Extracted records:
===============
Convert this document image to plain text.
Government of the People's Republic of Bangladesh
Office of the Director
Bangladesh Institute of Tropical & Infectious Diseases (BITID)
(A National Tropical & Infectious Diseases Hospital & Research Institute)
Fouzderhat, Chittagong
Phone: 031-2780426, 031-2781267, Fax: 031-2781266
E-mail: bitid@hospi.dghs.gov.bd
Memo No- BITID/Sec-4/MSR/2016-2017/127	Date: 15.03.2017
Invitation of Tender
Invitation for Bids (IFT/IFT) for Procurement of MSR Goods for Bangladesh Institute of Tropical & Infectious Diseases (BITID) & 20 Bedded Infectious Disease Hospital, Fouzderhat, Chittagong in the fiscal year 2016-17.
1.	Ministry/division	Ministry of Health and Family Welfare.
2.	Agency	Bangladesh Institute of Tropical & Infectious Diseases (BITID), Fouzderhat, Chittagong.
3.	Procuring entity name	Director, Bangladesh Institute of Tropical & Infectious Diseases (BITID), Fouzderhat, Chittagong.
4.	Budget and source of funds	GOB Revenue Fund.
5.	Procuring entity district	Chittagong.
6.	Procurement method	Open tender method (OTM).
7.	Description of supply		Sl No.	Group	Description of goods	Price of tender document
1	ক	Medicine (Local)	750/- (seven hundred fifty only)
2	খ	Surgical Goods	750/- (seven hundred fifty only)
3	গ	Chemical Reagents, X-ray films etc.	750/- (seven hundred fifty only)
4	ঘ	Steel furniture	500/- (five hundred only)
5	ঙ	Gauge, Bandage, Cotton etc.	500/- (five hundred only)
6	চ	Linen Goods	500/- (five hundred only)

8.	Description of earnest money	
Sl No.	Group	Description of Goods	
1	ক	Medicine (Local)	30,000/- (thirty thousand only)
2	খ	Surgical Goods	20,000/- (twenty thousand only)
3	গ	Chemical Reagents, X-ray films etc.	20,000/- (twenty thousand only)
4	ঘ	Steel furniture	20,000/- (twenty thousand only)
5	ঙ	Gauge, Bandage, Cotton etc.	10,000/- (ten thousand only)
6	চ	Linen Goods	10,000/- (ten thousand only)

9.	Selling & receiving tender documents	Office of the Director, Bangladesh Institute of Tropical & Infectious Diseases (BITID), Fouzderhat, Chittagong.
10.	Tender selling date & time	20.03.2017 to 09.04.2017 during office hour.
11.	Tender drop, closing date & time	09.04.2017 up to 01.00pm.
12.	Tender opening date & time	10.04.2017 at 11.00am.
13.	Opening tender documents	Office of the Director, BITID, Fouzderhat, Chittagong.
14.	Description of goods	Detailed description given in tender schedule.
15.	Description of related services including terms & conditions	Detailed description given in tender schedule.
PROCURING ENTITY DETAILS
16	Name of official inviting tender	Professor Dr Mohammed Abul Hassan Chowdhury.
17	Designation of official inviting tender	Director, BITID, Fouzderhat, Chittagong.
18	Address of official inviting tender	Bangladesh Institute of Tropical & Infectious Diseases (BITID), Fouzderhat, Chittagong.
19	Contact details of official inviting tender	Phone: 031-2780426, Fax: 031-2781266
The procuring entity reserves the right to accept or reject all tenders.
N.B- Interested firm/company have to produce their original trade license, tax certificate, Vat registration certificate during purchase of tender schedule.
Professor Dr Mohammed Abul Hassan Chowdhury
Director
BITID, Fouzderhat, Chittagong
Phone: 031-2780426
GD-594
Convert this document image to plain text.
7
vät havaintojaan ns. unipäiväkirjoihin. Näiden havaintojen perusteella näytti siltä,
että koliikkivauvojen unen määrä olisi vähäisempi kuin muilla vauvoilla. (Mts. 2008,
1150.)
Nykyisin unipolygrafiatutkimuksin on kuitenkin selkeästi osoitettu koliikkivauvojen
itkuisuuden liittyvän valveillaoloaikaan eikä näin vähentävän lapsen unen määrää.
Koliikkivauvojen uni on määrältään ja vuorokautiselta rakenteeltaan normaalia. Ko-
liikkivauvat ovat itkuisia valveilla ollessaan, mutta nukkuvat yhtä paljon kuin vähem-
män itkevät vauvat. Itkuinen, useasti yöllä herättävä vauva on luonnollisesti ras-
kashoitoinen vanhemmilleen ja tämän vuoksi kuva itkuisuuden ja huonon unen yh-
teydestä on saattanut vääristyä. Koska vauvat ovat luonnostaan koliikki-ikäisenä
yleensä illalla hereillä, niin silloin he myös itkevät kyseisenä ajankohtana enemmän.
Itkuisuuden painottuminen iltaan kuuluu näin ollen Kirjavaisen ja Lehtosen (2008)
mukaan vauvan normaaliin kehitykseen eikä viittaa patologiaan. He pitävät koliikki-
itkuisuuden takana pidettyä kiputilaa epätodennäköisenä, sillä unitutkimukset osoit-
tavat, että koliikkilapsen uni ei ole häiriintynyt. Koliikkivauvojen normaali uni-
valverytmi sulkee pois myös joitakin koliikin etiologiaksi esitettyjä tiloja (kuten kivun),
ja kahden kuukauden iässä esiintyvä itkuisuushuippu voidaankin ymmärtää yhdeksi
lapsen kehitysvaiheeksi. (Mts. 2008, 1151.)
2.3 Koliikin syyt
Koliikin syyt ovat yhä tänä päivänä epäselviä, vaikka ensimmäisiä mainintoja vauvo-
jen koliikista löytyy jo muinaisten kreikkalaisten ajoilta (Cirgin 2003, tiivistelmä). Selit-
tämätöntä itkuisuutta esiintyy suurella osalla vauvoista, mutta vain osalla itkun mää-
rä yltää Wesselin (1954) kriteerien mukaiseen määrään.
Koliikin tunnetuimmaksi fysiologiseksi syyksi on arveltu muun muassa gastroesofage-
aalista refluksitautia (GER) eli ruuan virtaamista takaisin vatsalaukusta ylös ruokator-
===============
> **Exercise requirements**
Collect every line above that contains the word "schedule".

> **Correct answer**
14.	Description of goods	Detailed description given in tender schedule.
15.	Description of related services including terms & conditions	Detailed description given in tender schedule.
N.B- Interested firm/company have to produce their original trade license, tax certificate, Vat registration certificate during purchase of tender schedule.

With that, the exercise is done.